**Stated problem**
Output the data below in full, character for character.
───── Data supplied
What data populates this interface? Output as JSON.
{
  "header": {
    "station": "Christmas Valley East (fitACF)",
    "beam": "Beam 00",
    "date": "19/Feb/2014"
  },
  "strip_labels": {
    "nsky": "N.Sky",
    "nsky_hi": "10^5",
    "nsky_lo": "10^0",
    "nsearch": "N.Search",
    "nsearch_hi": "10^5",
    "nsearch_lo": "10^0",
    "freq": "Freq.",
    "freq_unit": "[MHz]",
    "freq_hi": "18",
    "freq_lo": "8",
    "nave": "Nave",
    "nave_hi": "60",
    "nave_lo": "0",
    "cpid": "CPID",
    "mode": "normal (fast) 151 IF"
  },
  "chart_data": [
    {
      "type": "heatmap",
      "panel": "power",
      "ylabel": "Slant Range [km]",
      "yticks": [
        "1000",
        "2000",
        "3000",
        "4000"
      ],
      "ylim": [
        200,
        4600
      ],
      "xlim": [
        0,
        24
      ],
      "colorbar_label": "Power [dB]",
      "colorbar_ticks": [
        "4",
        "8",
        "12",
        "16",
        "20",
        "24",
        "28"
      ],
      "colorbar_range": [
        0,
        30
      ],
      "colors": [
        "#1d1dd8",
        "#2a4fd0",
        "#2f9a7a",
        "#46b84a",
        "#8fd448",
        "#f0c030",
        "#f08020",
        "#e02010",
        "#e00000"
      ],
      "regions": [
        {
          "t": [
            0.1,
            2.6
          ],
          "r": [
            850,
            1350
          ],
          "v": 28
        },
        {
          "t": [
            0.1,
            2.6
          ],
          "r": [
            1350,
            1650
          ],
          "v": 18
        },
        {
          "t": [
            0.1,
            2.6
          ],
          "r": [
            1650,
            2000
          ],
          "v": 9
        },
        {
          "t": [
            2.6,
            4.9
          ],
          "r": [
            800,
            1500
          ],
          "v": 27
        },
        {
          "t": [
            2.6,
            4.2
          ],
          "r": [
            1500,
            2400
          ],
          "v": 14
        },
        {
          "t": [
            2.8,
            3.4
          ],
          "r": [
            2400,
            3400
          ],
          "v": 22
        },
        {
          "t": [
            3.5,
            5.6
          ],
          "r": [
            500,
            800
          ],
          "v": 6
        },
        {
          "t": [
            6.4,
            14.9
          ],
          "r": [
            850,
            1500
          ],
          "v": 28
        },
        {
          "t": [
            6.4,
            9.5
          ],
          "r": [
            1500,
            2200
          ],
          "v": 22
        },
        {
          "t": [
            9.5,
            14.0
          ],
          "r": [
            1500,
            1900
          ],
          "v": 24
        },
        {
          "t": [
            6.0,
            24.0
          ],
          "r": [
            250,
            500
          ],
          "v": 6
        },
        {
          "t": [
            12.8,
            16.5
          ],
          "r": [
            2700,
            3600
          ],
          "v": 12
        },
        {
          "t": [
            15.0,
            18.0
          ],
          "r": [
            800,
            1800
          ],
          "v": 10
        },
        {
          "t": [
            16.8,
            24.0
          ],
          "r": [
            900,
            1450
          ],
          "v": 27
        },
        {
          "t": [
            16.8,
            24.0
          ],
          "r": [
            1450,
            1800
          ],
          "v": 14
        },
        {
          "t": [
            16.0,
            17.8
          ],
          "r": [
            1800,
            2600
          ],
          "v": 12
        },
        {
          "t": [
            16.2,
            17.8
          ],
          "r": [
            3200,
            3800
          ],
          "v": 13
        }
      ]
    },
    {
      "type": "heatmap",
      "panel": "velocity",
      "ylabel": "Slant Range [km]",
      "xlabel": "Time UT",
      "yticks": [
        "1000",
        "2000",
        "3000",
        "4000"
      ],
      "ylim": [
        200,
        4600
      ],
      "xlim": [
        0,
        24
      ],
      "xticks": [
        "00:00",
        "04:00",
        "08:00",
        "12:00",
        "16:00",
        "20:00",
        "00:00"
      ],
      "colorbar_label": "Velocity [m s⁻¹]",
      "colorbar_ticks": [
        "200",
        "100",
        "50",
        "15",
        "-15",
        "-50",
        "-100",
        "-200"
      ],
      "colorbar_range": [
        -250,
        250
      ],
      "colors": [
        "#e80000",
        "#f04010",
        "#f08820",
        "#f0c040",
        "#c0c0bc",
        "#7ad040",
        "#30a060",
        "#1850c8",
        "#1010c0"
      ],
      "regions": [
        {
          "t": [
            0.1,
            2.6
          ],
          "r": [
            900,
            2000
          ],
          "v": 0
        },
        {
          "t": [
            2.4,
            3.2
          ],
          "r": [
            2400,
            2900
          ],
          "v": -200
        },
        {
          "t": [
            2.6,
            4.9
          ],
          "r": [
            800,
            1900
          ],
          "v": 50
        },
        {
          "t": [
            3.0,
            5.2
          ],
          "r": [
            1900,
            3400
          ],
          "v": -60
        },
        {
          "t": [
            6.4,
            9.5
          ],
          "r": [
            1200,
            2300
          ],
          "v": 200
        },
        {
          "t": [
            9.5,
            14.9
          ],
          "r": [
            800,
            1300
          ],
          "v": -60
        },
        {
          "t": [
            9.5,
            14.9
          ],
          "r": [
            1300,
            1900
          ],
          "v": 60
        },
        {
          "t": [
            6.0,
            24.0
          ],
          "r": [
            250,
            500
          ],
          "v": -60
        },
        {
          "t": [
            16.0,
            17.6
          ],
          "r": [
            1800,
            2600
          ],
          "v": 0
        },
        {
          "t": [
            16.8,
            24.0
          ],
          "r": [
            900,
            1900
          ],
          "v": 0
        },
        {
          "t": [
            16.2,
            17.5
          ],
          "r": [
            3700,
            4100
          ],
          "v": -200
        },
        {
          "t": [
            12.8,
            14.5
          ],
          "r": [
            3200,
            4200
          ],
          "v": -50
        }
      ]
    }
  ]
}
──────────
**Exercise solution**
What data populates this interface? Output as JSON.
{
  "header": {
    "station": "Christmas Valley East (fitACF)",
    "beam": "Beam 00",
    "date": "19/Feb/2014"
  },
  "strip_labels": {
    "nsky": "N.Sky",
    "nsky_hi": "10^5",
    "nsky_lo": "10^0",
    "nsearch": "N.Search",
    "nsearch_hi": "10^5",
    "nsearch_lo": "10^0",
    "freq": "Freq.",
    "freq_unit": "[MHz]",
    "freq_hi": "18",
    "freq_lo": "8",
    "nave": "Nave",
    "nave_hi": "60",
    "nave_lo": "0",
    "cpid": "CPID",
    "mode": "normal (fast) 151 IF"
  },
  "chart_data": [
    {
      "type": "heatmap",
      "panel": "power",
      "ylabel": "Slant Range [km]",
      "yticks": [
        "1000",
        "2000",
        "3000",
        "4000"
      ],
      "ylim": [
        200,
        4600
      ],
      "xlim": [
        0,
        24
      ],
      "colorbar_label": "Power [dB]",
      "colorbar_ticks": [
        "4",
        "8",
        "12",
        "16",
        "20",
        "24",
        "28"
      ],
      "colorbar_range": [
        0,
        30
      ],
      "colors": [
        "#1d1dd8",
        "#2a4fd0",
        "#2f9a7a",
        "#46b84a",
        "#8fd448",
        "#f0c030",
        "#f08020",
        "#e02010",
        "#e00000"
      ],
      "regions": [
        {
          "t": [
            0.1,
            2.6
          ],
          "r": [
            850,
            1350
          ],
          "v": 28
        },
        {
          "t": [
            0.1,
            2.6
          ],
          "r": [
            1350,
            1650
          ],
          "v": 18
        },
        {
          "t": [
            0.1,
            2.6
          ],
          "r": [
            1650,
            2000
          ],
          "v": 9
        },
        {
          "t": [
            2.6,
            4.9
          ],
          "r": [
            800,
            1500
          ],
          "v": 27
        },
        {
          "t": [
            2.6,
            4.2
          ],
          "r": [
            1500,
            2400
          ],
          "v": 14
        },
        {
          "t": [
            2.8,
            3.4
          ],
          "r": [
            2400,
            3400
          ],
          "v": 22
        },
        {
          "t": [
            3.5,
            5.6
          ],
          "r": [
            500,
            800
          ],
          "v": 6
        },
        {
          "t": [
            6.4,
            14.9
          ],
          "r": [
            850,
            1500
          ],
          "v": 28
        },
        {
          "t": [
            6.4,
            9.5
          ],
          "r": [
            1500,
            2200
          ],
          "v": 22
        },
        {
          "t": [
            9.5,
            14.0
          ],
          "r": [
            1500,
            1900
          ],
          "v": 24
        },
        {
          "t": [
            6.0,
            24.0
          ],
          "r": [
            250,
            500
          ],
          "v": 6
        },
        {
          "t": [
            12.8,
            16.5
          ],
          "r": [
            2700,
            3600
          ],
          "v": 12
        },
        {
          "t": [
            15.0,
            18.0
          ],
          "r": [
            800,
            1800
          ],
          "v": 10
        },
        {
          "t": [
            16.8,
            24.0
          ],
          "r": [
            900,
            1450
          ],
          "v": 27
        },
        {
          "t": [
            16.8,
            24.0
          ],
          "r": [
            1450,
            1800
          ],
          "v": 14
        },
        {
          "t": [
            16.0,
            17.8
          ],
          "r": [
            1800,
            2600
          ],
          "v": 12
        },
        {
          "t": [
            16.2,
            17.8
          ],
          "r": [
            3200,
            3800
          ],
          "v": 13
        }
      ]
    },
    {
      "type": "heatmap",
      "panel": "velocity",
      "ylabel": "Slant Range [km]",
      "xlabel": "Time UT",
      "yticks": [
        "1000",
        "2000",
        "3000",
        "4000"
      ],
      "ylim": [
        200,
        4600
      ],
      "xlim": [
        0,
        24
      ],
      "xticks": [
        "00:00",
        "04:00",
        "08:00",
        "12:00",
        "16:00",
        "20:00",
        "00:00"
      ],
      "colorbar_label": "Velocity [m s⁻¹]",
      "colorbar_ticks": [
        "200",
        "100",
        "50",
        "15",
        "-15",
        "-50",
        "-100",
        "-200"
      ],
      "colorbar_range": [
        -250,
        250
      ],
      "colors": [
        "#e80000",
        "#f04010",
        "#f08820",
        "#f0c040",
        "#c0c0bc",
        "#7ad040",
        "#30a060",
        "#1850c8",
        "#1010c0"
      ],
      "regions": [
        {
          "t": [
            0.1,
            2.6
          ],
          "r": [
            900,
            2000
          ],
          "v": 0
        },
        {
          "t": [
            2.4,
            3.2
          ],
          "r": [
            2400,
            2900
          ],
          "v": -200
        },
        {
          "t": [
            2.6,
            4.9
          ],
          "r": [
            800,
            1900
          ],
          "v": 50
        },
        {
          "t": [
            3.0,
            5.2
          ],
          "r": [
            1900,
            3400
          ],
          "v": -60
        },
        {
          "t": [
            6.4,
            9.5
          ],
          "r": [
            1200,
            2300
          ],
          "v": 200
        },
        {
          "t": [
            9.5,
            14.9
          ],
          "r": [
            800,
            1300
          ],
          "v": -60
        },
        {
          "t": [
            9.5,
            14.9
          ],
          "r": [
            1300,
            1900
          ],
          "v": 60
        },
        {
          "t": [
            6.0,
            24.0
          ],
          "r": [
            250,
            500
          ],
          "v": -60
        },
        {
          "t": [
            16.0,
            17.6
          ],
          "r": [
            1800,
            2600
          ],
          "v": 0
        },
        {
          "t": [
            16.8,
            24.0
          ],
          "r": [
            900,
            1900
          ],
          "v": 0
        },
        {
          "t": [
            16.2,
            17.5
          ],
          "r": [
            3700,
            4100
          ],
          "v": -200
        },
        {
          "t": [
            12.8,
            14.5
          ],
          "r": [
            3200,
            4200
          ],
          "v": -50
        }
      ]
    }
  ]
}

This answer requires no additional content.